“Um texto que colhi sobre os gatos diz assim:
A mulher que dá à luz gatos tem relações sexuais com um gato e depois com um homem. Ela fica prenhe de crianças e gatos. Quando a hora do parto se aproxima, ela procura uma especialista em fazer partos de gatos, e diz que quer que ela seja sua perteira. Vão juntas para o mato e, quando chegam a uma termiteira, sentam-se. A mulher dá à luz a gatos, e a parteira os lava. Elas o escondem na termiteira e voltam para casa. A parteira diz à mãe dos gatos que vai pilar kurukpu e sésamo para untar gatinhos. A mãe concorda. Ela unta os gatinhos com kurupku e óleo. A parteira então se vai.
No dia seguinte a mulher dá à luz uma criança, e ninguém fica sabendo que ela pariu gatos. Os gatos crescem e começam a devorar as galinhas domarido dessa mulher, que se lamenta: “Quem trouxe gatos para comer minhas galinhas?” Ele não sabe que foi sua mulher que pariu os gatos.

* Instruções do exercício
1: Responda, com base no texto sobre os gatos:
(a) Ao chegar ao mato, onde a mulher e a parteira se sentam?
(b) Quem lava os gatos depois que nascem?
(c) O que os gatos passam a devorar quando crescem?
2: Por favor, diga se cada afirmação concorda com o texto sobre os gatos, citando as palavras que decidem.
(a) A mulher dá à luz a criança no mesmo dia em que pare os gatos.
(b) O marido sabe que foi a mulher que pariu os gatos.
(c) A mãe concorda com o que a parteira propõe.

* Dados de origem

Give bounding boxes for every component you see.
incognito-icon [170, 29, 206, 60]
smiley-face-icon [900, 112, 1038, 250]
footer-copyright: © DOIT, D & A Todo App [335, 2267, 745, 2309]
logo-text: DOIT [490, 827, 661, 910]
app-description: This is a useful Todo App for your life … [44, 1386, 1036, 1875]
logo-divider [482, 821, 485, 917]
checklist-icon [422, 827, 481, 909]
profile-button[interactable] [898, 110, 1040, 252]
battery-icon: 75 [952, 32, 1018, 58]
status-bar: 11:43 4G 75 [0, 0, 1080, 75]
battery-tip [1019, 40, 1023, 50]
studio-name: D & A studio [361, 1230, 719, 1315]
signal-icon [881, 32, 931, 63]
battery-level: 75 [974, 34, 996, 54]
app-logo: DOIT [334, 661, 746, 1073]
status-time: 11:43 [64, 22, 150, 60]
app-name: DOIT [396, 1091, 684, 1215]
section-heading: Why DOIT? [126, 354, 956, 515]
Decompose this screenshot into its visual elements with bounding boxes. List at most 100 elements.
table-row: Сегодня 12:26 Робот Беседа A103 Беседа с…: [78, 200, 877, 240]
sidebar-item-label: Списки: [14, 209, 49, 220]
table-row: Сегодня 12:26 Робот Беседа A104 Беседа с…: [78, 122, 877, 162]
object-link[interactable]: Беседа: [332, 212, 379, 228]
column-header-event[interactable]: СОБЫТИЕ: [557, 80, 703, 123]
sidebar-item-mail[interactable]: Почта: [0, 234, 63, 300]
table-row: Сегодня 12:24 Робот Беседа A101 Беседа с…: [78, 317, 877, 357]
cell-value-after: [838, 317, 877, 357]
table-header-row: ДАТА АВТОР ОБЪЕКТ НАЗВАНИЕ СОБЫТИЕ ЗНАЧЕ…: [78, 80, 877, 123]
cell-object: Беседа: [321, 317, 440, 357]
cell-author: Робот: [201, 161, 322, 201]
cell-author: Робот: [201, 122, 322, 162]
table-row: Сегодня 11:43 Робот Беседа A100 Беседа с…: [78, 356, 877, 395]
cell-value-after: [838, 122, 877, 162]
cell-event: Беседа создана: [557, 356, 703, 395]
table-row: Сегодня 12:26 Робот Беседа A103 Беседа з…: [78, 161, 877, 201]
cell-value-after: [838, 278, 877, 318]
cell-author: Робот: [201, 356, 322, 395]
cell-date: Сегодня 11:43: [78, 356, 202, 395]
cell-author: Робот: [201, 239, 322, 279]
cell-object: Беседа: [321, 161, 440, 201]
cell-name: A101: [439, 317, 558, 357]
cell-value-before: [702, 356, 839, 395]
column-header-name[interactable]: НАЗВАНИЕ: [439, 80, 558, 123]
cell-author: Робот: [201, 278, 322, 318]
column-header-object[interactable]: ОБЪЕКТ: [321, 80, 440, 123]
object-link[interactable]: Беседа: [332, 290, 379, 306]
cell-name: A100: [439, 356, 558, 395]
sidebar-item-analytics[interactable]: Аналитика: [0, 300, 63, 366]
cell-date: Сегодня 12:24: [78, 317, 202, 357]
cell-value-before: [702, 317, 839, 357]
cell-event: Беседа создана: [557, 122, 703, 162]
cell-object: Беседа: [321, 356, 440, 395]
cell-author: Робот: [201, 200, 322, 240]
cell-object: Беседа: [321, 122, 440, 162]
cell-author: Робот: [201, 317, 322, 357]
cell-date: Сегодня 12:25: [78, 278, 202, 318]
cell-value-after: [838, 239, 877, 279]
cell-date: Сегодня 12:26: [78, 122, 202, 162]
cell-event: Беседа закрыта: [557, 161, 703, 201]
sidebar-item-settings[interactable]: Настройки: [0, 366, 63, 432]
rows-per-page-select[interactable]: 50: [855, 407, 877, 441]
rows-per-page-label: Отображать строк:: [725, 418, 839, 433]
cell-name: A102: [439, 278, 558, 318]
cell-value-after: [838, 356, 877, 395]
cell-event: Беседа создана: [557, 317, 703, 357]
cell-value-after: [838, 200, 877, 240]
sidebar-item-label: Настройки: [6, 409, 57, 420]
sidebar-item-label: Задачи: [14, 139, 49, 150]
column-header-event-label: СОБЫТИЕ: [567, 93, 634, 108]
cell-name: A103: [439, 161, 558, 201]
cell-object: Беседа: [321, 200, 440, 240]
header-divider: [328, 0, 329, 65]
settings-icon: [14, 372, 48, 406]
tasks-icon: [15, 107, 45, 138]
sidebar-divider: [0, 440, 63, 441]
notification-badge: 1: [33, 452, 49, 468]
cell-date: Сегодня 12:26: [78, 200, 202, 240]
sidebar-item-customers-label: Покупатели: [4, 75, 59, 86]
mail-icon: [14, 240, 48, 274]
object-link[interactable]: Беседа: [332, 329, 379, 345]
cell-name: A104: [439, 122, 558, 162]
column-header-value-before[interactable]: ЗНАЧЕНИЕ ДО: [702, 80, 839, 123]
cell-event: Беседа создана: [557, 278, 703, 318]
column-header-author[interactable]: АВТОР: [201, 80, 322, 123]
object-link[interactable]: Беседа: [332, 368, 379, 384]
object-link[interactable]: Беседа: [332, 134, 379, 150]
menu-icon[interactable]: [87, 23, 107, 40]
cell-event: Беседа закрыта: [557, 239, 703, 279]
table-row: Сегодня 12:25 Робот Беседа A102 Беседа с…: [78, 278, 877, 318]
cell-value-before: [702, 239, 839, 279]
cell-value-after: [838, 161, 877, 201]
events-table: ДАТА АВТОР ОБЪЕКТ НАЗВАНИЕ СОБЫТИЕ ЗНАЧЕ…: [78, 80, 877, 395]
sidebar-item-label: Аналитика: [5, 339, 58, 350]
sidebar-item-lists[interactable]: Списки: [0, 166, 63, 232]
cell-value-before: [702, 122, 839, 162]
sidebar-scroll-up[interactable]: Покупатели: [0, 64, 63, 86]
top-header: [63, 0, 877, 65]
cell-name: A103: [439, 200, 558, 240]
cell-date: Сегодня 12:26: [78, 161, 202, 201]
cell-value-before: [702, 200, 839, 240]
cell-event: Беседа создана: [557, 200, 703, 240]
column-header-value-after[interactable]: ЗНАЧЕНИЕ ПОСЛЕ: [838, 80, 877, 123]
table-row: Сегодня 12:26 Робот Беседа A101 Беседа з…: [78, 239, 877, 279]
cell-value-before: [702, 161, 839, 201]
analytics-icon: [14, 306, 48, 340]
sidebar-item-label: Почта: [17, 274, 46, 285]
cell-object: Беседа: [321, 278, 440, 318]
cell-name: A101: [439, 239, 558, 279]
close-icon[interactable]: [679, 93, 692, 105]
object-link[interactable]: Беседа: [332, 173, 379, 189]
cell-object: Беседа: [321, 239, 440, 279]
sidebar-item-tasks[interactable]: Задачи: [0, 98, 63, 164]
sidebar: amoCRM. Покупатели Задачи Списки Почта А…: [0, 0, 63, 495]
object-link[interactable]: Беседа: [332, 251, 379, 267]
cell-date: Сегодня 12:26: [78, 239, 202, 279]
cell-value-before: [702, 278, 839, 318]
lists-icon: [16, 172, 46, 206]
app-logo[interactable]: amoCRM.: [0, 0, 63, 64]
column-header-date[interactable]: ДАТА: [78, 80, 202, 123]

* Respostas por tarefa
1:
(a) Numa termiteira.
(b) A parteira.
(c) As galinhas do marido da mulher.

2:
(a) Não: “No dia seguinte a mulher dá à luz uma criança”.
(b) Não: “Ele não sabe que foi sua mulher que pariu os gatos.”
(c) Sim: “A mãe concorda.”